◆ What you have to do: Give the number of lines in the listing that hold the word "editor". Write nothing but that number.
═══ Provided data ═══
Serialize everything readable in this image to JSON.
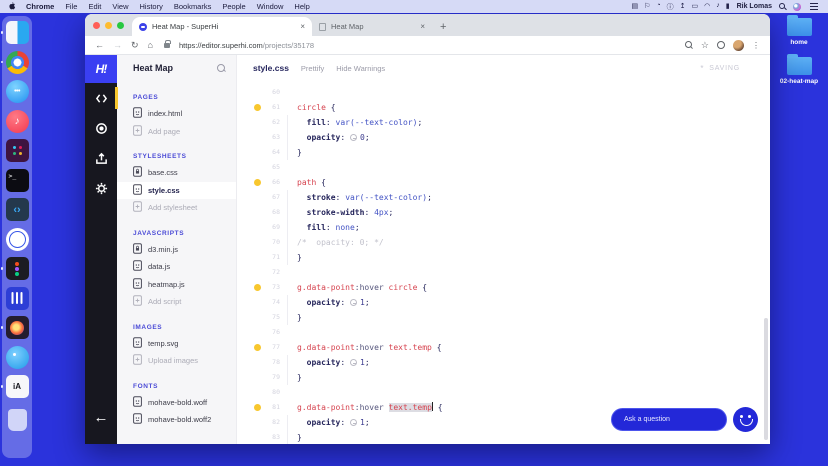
{
  "menubar": {
    "items": [
      "Chrome",
      "File",
      "Edit",
      "View",
      "History",
      "Bookmarks",
      "People",
      "Window",
      "Help"
    ],
    "status_icons": [
      {
        "name": "display-icon",
        "glyph": "▤"
      },
      {
        "name": "vpn-icon",
        "glyph": "⚐"
      },
      {
        "name": "clock-icon",
        "glyph": "◔"
      },
      {
        "name": "info-icon",
        "glyph": "ⓘ"
      },
      {
        "name": "upload-icon",
        "glyph": "↥"
      },
      {
        "name": "monitor-icon",
        "glyph": "▭"
      },
      {
        "name": "wifi-icon",
        "glyph": "◠"
      },
      {
        "name": "volume-icon",
        "glyph": "♪"
      },
      {
        "name": "battery-icon",
        "glyph": "▮"
      }
    ],
    "username": "Rik Lomas"
  },
  "dock": {
    "apps": [
      {
        "name": "finder",
        "running": true,
        "text": ""
      },
      {
        "name": "chrome",
        "running": true,
        "text": ""
      },
      {
        "name": "messages",
        "running": false,
        "text": "•••"
      },
      {
        "name": "music",
        "running": false,
        "text": "♪"
      },
      {
        "name": "slack",
        "running": false,
        "text": ""
      },
      {
        "name": "terminal",
        "running": false,
        "text": ">_"
      },
      {
        "name": "code",
        "running": false,
        "text": "‹›"
      },
      {
        "name": "clock",
        "running": false,
        "text": ""
      },
      {
        "name": "figma",
        "running": true,
        "text": ""
      },
      {
        "name": "lines",
        "running": false,
        "text": ""
      },
      {
        "name": "media",
        "running": true,
        "text": ""
      },
      {
        "name": "bird",
        "running": false,
        "text": ""
      },
      {
        "name": "writer",
        "running": true,
        "text": "iA"
      },
      {
        "name": "trash",
        "running": false,
        "text": ""
      }
    ]
  },
  "desktop": {
    "folders": [
      "home",
      "02-heat-map"
    ]
  },
  "browser": {
    "tabs": [
      {
        "title": "Heat Map - SuperHi",
        "active": true
      },
      {
        "title": "Heat Map",
        "active": false
      }
    ],
    "close_glyph": "×",
    "new_tab": "+",
    "back": "←",
    "forward": "→",
    "reload": "↻",
    "home": "⌂",
    "url_host": "https://editor.superhi.com",
    "url_path": "/projects/35178",
    "star": "☆",
    "dots": "⋮"
  },
  "editor": {
    "logo_text": "H!",
    "project_title": "Heat Map",
    "back_arrow": "←",
    "sidebar_sections": [
      {
        "title": "PAGES",
        "items": [
          {
            "label": "index.html",
            "icon": "doc"
          },
          {
            "label": "Add page",
            "icon": "add",
            "muted": true
          }
        ]
      },
      {
        "title": "STYLESHEETS",
        "items": [
          {
            "label": "base.css",
            "icon": "lock"
          },
          {
            "label": "style.css",
            "icon": "doc",
            "active": true
          },
          {
            "label": "Add stylesheet",
            "icon": "add",
            "muted": true
          }
        ]
      },
      {
        "title": "JAVASCRIPTS",
        "items": [
          {
            "label": "d3.min.js",
            "icon": "lock"
          },
          {
            "label": "data.js",
            "icon": "doc"
          },
          {
            "label": "heatmap.js",
            "icon": "doc"
          },
          {
            "label": "Add script",
            "icon": "add",
            "muted": true
          }
        ]
      },
      {
        "title": "IMAGES",
        "items": [
          {
            "label": "temp.svg",
            "icon": "doc"
          },
          {
            "label": "Upload images",
            "icon": "add",
            "muted": true
          }
        ]
      },
      {
        "title": "FONTS",
        "items": [
          {
            "label": "mohave-bold.woff",
            "icon": "doc"
          },
          {
            "label": "mohave-bold.woff2",
            "icon": "doc"
          }
        ]
      }
    ],
    "header": {
      "filename": "style.css",
      "prettify": "Prettify",
      "hide_warnings": "Hide Warnings",
      "saving_star": "*",
      "saving": "SAVING"
    },
    "chat": {
      "placeholder": "Ask a question"
    },
    "code": {
      "lines": [
        {
          "n": 60,
          "t": []
        },
        {
          "n": 61,
          "m": true,
          "t": [
            [
              "sel",
              "circle"
            ],
            [
              "pl",
              " {"
            ]
          ]
        },
        {
          "n": 62,
          "g": true,
          "t": [
            [
              "pl",
              "  "
            ],
            [
              "prop",
              "fill"
            ],
            [
              "pl",
              ": "
            ],
            [
              "val",
              "var(--text-color)"
            ],
            [
              "pl",
              ";"
            ]
          ]
        },
        {
          "n": 63,
          "g": true,
          "t": [
            [
              "pl",
              "  "
            ],
            [
              "prop",
              "opacity"
            ],
            [
              "pl",
              ": "
            ],
            [
              "wid",
              ""
            ],
            [
              "num",
              "0"
            ],
            [
              "pl",
              ";"
            ]
          ]
        },
        {
          "n": 64,
          "g": true,
          "t": [
            [
              "pl",
              "}"
            ]
          ]
        },
        {
          "n": 65,
          "t": []
        },
        {
          "n": 66,
          "m": true,
          "t": [
            [
              "sel",
              "path"
            ],
            [
              "pl",
              " {"
            ]
          ]
        },
        {
          "n": 67,
          "g": true,
          "t": [
            [
              "pl",
              "  "
            ],
            [
              "prop",
              "stroke"
            ],
            [
              "pl",
              ": "
            ],
            [
              "val",
              "var(--text-color)"
            ],
            [
              "pl",
              ";"
            ]
          ]
        },
        {
          "n": 68,
          "g": true,
          "t": [
            [
              "pl",
              "  "
            ],
            [
              "prop",
              "stroke-width"
            ],
            [
              "pl",
              ": "
            ],
            [
              "val",
              "4px"
            ],
            [
              "pl",
              ";"
            ]
          ]
        },
        {
          "n": 69,
          "g": true,
          "t": [
            [
              "pl",
              "  "
            ],
            [
              "prop",
              "fill"
            ],
            [
              "pl",
              ": "
            ],
            [
              "val",
              "none"
            ],
            [
              "pl",
              ";"
            ]
          ]
        },
        {
          "n": 70,
          "g": true,
          "t": [
            [
              "com",
              "/*  opacity: 0; */"
            ]
          ]
        },
        {
          "n": 71,
          "g": true,
          "t": [
            [
              "pl",
              "}"
            ]
          ]
        },
        {
          "n": 72,
          "t": []
        },
        {
          "n": 73,
          "m": true,
          "t": [
            [
              "sel",
              "g.data-point"
            ],
            [
              "pse",
              ":hover"
            ],
            [
              "sel",
              " circle"
            ],
            [
              "pl",
              " {"
            ]
          ]
        },
        {
          "n": 74,
          "g": true,
          "t": [
            [
              "pl",
              "  "
            ],
            [
              "prop",
              "opacity"
            ],
            [
              "pl",
              ": "
            ],
            [
              "wid",
              ""
            ],
            [
              "num",
              "1"
            ],
            [
              "pl",
              ";"
            ]
          ]
        },
        {
          "n": 75,
          "g": true,
          "t": [
            [
              "pl",
              "}"
            ]
          ]
        },
        {
          "n": 76,
          "t": []
        },
        {
          "n": 77,
          "m": true,
          "t": [
            [
              "sel",
              "g.data-point"
            ],
            [
              "pse",
              ":hover"
            ],
            [
              "sel",
              " text.temp"
            ],
            [
              "pl",
              " {"
            ]
          ]
        },
        {
          "n": 78,
          "g": true,
          "t": [
            [
              "pl",
              "  "
            ],
            [
              "prop",
              "opacity"
            ],
            [
              "pl",
              ": "
            ],
            [
              "wid",
              ""
            ],
            [
              "num",
              "1"
            ],
            [
              "pl",
              ";"
            ]
          ]
        },
        {
          "n": 79,
          "g": true,
          "t": [
            [
              "pl",
              "}"
            ]
          ]
        },
        {
          "n": 80,
          "t": []
        },
        {
          "n": 81,
          "m": true,
          "t": [
            [
              "sel",
              "g.data-point"
            ],
            [
              "pse",
              ":hover"
            ],
            [
              "pl",
              " "
            ],
            [
              "selh",
              "text.temp"
            ],
            [
              "caret",
              ""
            ],
            [
              "pl",
              " {"
            ]
          ]
        },
        {
          "n": 82,
          "g": true,
          "t": [
            [
              "pl",
              "  "
            ],
            [
              "prop",
              "opacity"
            ],
            [
              "pl",
              ": "
            ],
            [
              "wid",
              ""
            ],
            [
              "num",
              "1"
            ],
            [
              "pl",
              ";"
            ]
          ]
        },
        {
          "n": 83,
          "g": true,
          "t": [
            [
              "pl",
              "}"
            ]
          ]
        }
      ]
    }
  },
  "colors": {
    "desktop_blue": "#2b33dc",
    "superhi_blue": "#3a3ff2",
    "marker_yellow": "#f8c72e",
    "selector_red": "#d6434f",
    "value_blue": "#4353c4",
    "chat_blue": "#2328d8"
  }
}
═══
◆ Written answer: 2